Include the line containing "Give me a plain-text" and every line after it up to the end of the material below; reproduce them exactly and drop the pictures.

_ _ _

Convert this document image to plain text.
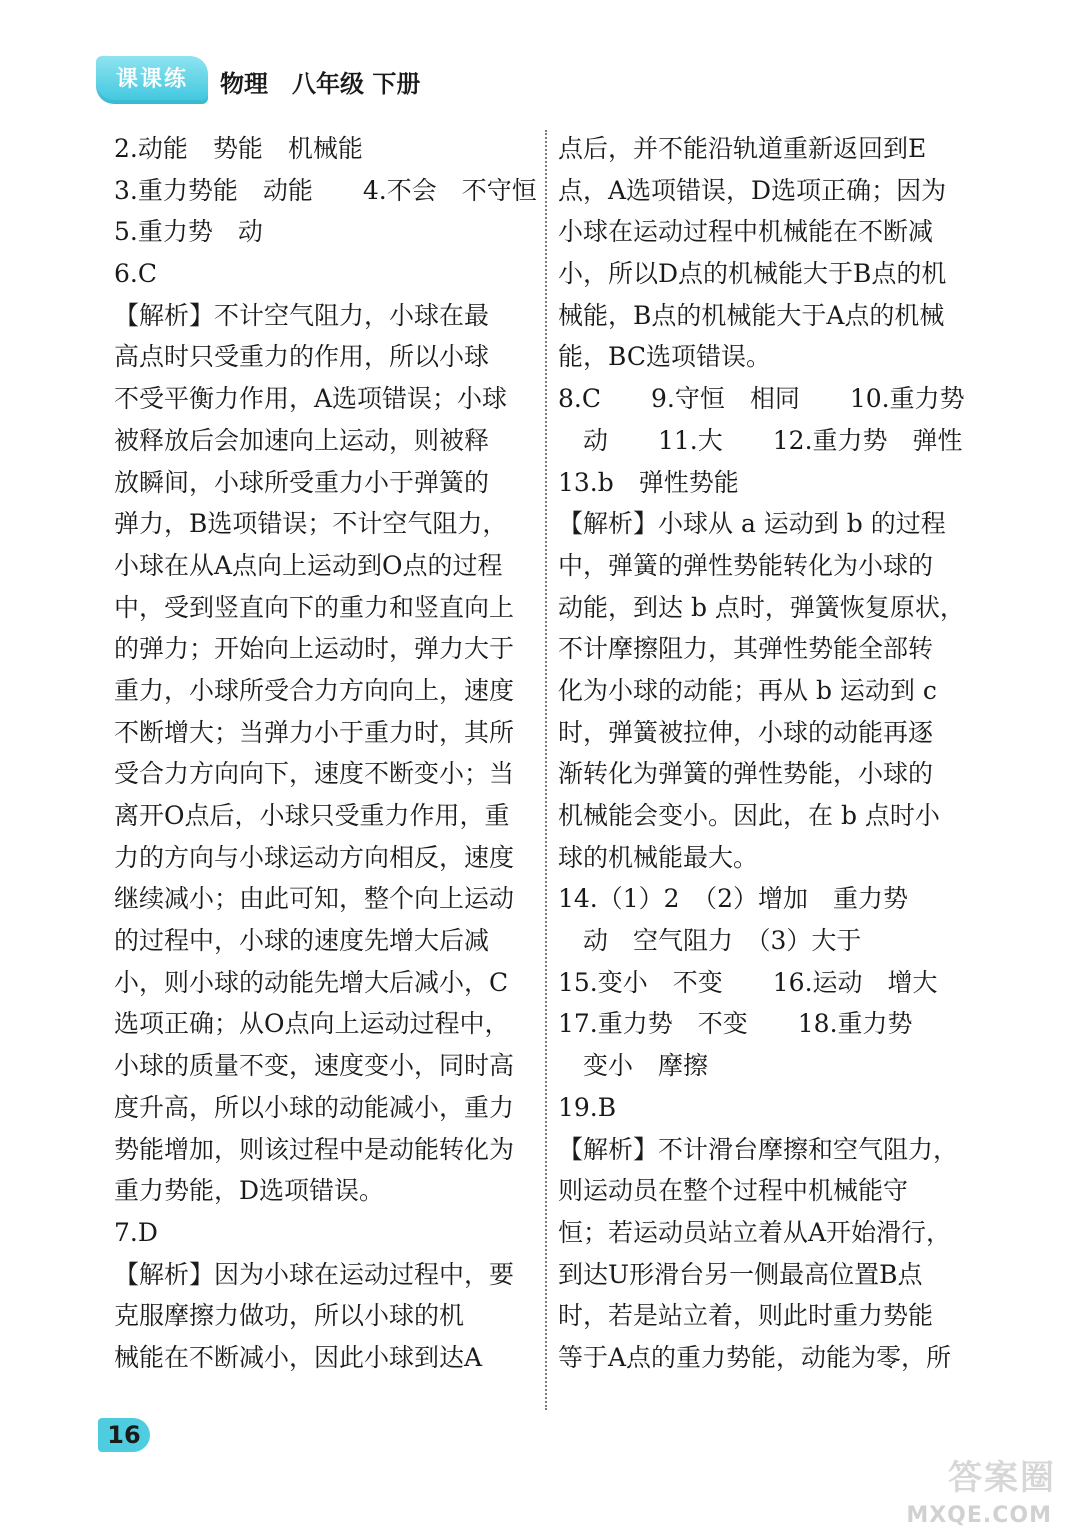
课课练	物理　八年级 下册
2.动能　势能　机械能
3.重力势能　动能　　4.不会　不守恒
5.重力势　动
6.C
【解析】不计空气阻力，小球在最
高点时只受重力的作用，所以小球
不受平衡力作用，A选项错误；小球
被释放后会加速向上运动，则被释
放瞬间，小球所受重力小于弹簧的
弹力，B选项错误；不计空气阻力，
小球在从A点向上运动到O点的过程
中，受到竖直向下的重力和竖直向上
的弹力；开始向上运动时，弹力大于
重力，小球所受合力方向向上，速度
不断增大；当弹力小于重力时，其所
受合力方向向下，速度不断变小；当
离开O点后，小球只受重力作用，重
力的方向与小球运动方向相反，速度
继续减小；由此可知，整个向上运动
的过程中，小球的速度先增大后减
小，则小球的动能先增大后减小，C
选项正确；从O点向上运动过程中，
小球的质量不变，速度变小，同时高
度升高，所以小球的动能减小，重力
势能增加，则该过程中是动能转化为
重力势能，D选项错误。
7.D
【解析】因为小球在运动过程中，要
克服摩擦力做功，所以小球的机
械能在不断减小，因此小球到达A
点后，并不能沿轨道重新返回到E
点，A选项错误，D选项正确；因为
小球在运动过程中机械能在不断减
小，所以D点的机械能大于B点的机
械能，B点的机械能大于A点的机械
能，BC选项错误。
8.C　　9.守恒　相同　　10.重力势
　动　　11.大　　12.重力势　弹性
13.b　弹性势能
【解析】小球从 a 运动到 b 的过程
中，弹簧的弹性势能转化为小球的
动能，到达 b 点时，弹簧恢复原状，
不计摩擦阻力，其弹性势能全部转
化为小球的动能；再从 b 运动到 c
时，弹簧被拉伸，小球的动能再逐
渐转化为弹簧的弹性势能，小球的
机械能会变小。因此，在 b 点时小
球的机械能最大。
14.（1）2　（2）增加　重力势
　动　空气阻力　（3）大于
15.变小　不变　　16.运动　增大
17.重力势　不变　　18.重力势
　变小　摩擦
19.B
【解析】不计滑台摩擦和空气阻力，
则运动员在整个过程中机械能守
恒；若运动员站立着从A开始滑行，
到达U形滑台另一侧最高位置B点
时，若是站立着，则此时重力势能
等于A点的重力势能，动能为零，所
16
答案圈
MXQE.COM
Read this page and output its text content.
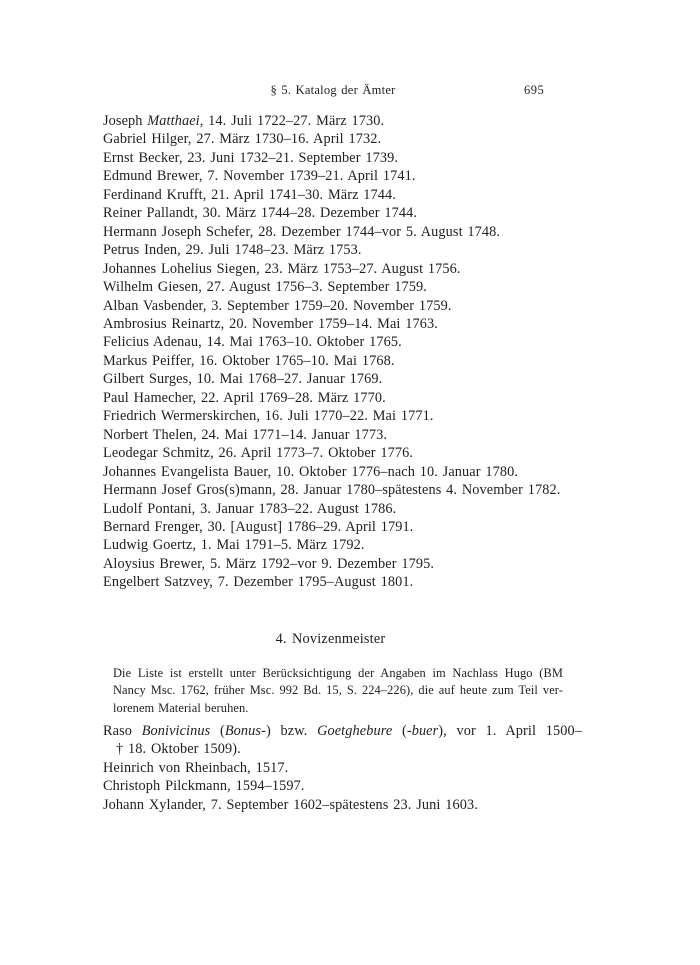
§ 5. Katalog der Ämter	695
Joseph Matthaei, 14. Juli 1722–27. März 1730.
Gabriel Hilger, 27. März 1730–16. April 1732.
Ernst Becker, 23. Juni 1732–21. September 1739.
Edmund Brewer, 7. November 1739–21. April 1741.
Ferdinand Krufft, 21. April 1741–30. März 1744.
Reiner Pallandt, 30. März 1744–28. Dezember 1744.
Hermann Joseph Schefer, 28. Dezember 1744–vor 5. August 1748.
Petrus Inden, 29. Juli 1748–23. März 1753.
Johannes Lohelius Siegen, 23. März 1753–27. August 1756.
Wilhelm Giesen, 27. August 1756–3. September 1759.
Alban Vasbender, 3. September 1759–20. November 1759.
Ambrosius Reinartz, 20. November 1759–14. Mai 1763.
Felicius Adenau, 14. Mai 1763–10. Oktober 1765.
Markus Peiffer, 16. Oktober 1765–10. Mai 1768.
Gilbert Surges, 10. Mai 1768–27. Januar 1769.
Paul Hamecher, 22. April 1769–28. März 1770.
Friedrich Wermerskirchen, 16. Juli 1770–22. Mai 1771.
Norbert Thelen, 24. Mai 1771–14. Januar 1773.
Leodegar Schmitz, 26. April 1773–7. Oktober 1776.
Johannes Evangelista Bauer, 10. Oktober 1776–nach 10. Januar 1780.
Hermann Josef Gros(s)mann, 28. Januar 1780–spätestens 4. November 1782.
Ludolf Pontani, 3. Januar 1783–22. August 1786.
Bernard Frenger, 30. [August] 1786–29. April 1791.
Ludwig Goertz, 1. Mai 1791–5. März 1792.
Aloysius Brewer, 5. März 1792–vor 9. Dezember 1795.
Engelbert Satzvey, 7. Dezember 1795–August 1801.
4. Novizenmeister
Die Liste ist erstellt unter Berücksichtigung der Angaben im Nachlass Hugo (BM
Nancy Msc. 1762, früher Msc. 992 Bd. 15, S. 224–226), die auf heute zum Teil ver-
lorenem Material beruhen.
Raso Bonivicinus (Bonus-) bzw. Goetghebure (-buer), vor 1. April 1500–
† 18. Oktober 1509).
Heinrich von Rheinbach, 1517.
Christoph Pilckmann, 1594–1597.
Johann Xylander, 7. September 1602–spätestens 23. Juni 1603.
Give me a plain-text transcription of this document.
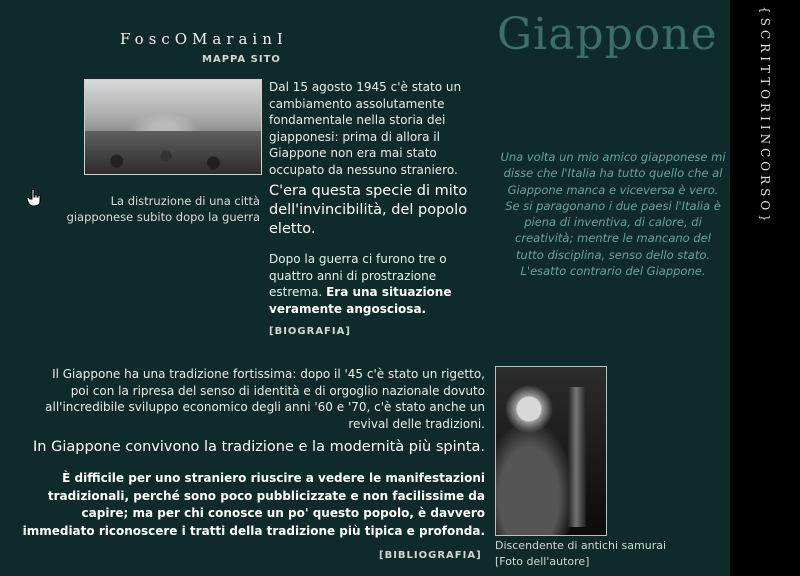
FoscOMarainI
MAPPA SITO
La distruzione di una città giapponese subito dopo la guerra
Dal 15 agosto 1945 c'è stato un cambiamento assolutamente fondamentale nella storia dei giapponesi: prima di allora il Giappone non era mai stato occupato da nessuno straniero.
C'era questa specie di mito dell'invincibilità, del popolo eletto.
Dopo la guerra ci furono tre o quattro anni di prostrazione estrema. Era una situazione veramente angosciosa.
[BIOGRAFIA]
Giappone
Una volta un mio amico giapponese mi disse che l'Italia ha tutto quello che al Giappone manca e viceversa è vero. Se si paragonano i due paesi l'Italia è piena di inventiva, di calore, di creatività; mentre le mancano del tutto disciplina, senso dello stato. L'esatto contrario del Giappone.
{SCRITTORIINCORSO}
Il Giappone ha una tradizione fortissima: dopo il '45 c'è stato un rigetto, poi con la ripresa del senso di identità e di orgoglio nazionale dovuto all'incredibile sviluppo economico degli anni '60 e '70, c'è stato anche un revival delle tradizioni.
In Giappone convivono la tradizione e la modernità più spinta.
È difficile per uno straniero riuscire a vedere le manifestazioni tradizionali, perché sono poco pubblicizzate e non facilissime da capire; ma per chi conosce un po' questo popolo, è davvero immediato riconoscere i tratti della tradizione più tipica e profonda.
[BIBLIOGRAFIA]
Discendente di antichi samurai
[Foto dell'autore]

_ _ _

_In response_
Give me a plain-text transcription of this document.
FoscOMarainI
MAPPA SITO
La distruzione di una città giapponese subito dopo la guerra
Dal 15 agosto 1945 c'è stato un cambiamento assolutamente fondamentale nella storia dei giapponesi: prima di allora il Giappone non era mai stato occupato da nessuno straniero.
C'era questa specie di mito dell'invincibilità, del popolo eletto.
Dopo la guerra ci furono tre o quattro anni di prostrazione estrema. Era una situazione veramente angosciosa.
[BIOGRAFIA]
Giappone
Una volta un mio amico giapponese mi disse che l'Italia ha tutto quello che al Giappone manca e viceversa è vero. Se si paragonano i due paesi l'Italia è piena di inventiva, di calore, di creatività; mentre le mancano del tutto disciplina, senso dello stato. L'esatto contrario del Giappone.
{SCRITTORIINCORSO}
Il Giappone ha una tradizione fortissima: dopo il '45 c'è stato un rigetto, poi con la ripresa del senso di identità e di orgoglio nazionale dovuto all'incredibile sviluppo economico degli anni '60 e '70, c'è stato anche un revival delle tradizioni.
In Giappone convivono la tradizione e la modernità più spinta.
È difficile per uno straniero riuscire a vedere le manifestazioni tradizionali, perché sono poco pubblicizzate e non facilissime da capire; ma per chi conosce un po' questo popolo, è davvero immediato riconoscere i tratti della tradizione più tipica e profonda.
[BIBLIOGRAFIA]
Discendente di antichi samurai
[Foto dell'autore]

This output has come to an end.